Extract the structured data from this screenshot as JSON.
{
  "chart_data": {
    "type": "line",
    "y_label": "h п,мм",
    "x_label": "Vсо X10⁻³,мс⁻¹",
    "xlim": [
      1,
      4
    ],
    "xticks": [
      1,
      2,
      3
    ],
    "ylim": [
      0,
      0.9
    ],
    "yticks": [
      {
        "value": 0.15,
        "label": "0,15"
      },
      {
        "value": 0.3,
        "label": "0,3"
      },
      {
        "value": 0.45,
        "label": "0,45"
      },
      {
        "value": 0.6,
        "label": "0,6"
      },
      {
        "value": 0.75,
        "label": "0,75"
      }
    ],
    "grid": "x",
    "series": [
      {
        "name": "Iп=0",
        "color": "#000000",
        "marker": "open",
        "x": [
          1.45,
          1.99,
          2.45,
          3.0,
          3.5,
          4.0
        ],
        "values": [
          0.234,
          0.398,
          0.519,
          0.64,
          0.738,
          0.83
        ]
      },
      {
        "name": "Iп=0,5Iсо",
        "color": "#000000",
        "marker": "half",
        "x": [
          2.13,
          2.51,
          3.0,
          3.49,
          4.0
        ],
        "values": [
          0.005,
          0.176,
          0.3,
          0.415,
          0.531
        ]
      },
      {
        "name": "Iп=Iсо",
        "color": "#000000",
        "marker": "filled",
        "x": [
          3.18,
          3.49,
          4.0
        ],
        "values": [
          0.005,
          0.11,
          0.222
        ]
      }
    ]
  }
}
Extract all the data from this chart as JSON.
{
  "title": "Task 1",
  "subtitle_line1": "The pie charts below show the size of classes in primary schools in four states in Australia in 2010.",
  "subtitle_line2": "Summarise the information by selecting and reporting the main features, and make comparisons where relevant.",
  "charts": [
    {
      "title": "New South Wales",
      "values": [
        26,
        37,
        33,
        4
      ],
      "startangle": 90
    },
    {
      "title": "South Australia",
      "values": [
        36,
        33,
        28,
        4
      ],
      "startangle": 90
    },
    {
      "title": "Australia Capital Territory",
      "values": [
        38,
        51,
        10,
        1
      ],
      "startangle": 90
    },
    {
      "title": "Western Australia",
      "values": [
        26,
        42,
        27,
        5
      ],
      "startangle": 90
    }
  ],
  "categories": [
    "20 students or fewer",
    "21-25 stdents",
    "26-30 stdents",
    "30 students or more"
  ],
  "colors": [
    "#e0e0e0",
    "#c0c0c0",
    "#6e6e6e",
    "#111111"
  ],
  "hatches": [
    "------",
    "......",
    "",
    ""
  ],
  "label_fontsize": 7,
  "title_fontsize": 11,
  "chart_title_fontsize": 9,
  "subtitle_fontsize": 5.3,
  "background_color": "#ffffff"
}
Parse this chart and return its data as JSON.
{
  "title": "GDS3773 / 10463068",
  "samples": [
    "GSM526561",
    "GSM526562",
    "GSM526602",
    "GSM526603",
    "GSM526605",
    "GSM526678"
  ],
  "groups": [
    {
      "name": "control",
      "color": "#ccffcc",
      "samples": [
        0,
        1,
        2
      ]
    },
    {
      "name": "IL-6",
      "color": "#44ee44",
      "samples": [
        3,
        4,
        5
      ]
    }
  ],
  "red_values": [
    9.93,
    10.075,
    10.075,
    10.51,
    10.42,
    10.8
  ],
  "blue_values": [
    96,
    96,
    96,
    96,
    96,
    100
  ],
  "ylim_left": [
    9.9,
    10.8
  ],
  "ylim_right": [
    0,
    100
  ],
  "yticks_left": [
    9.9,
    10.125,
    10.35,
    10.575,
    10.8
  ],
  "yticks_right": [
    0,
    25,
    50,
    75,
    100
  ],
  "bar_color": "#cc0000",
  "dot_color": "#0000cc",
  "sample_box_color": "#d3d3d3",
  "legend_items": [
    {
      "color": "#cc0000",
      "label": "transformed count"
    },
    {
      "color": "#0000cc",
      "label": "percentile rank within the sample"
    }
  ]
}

→ Required work
Select every line of the material above holding the word "students" and copy it.

→ The solution
    "20 students or fewer",
    "30 students or more"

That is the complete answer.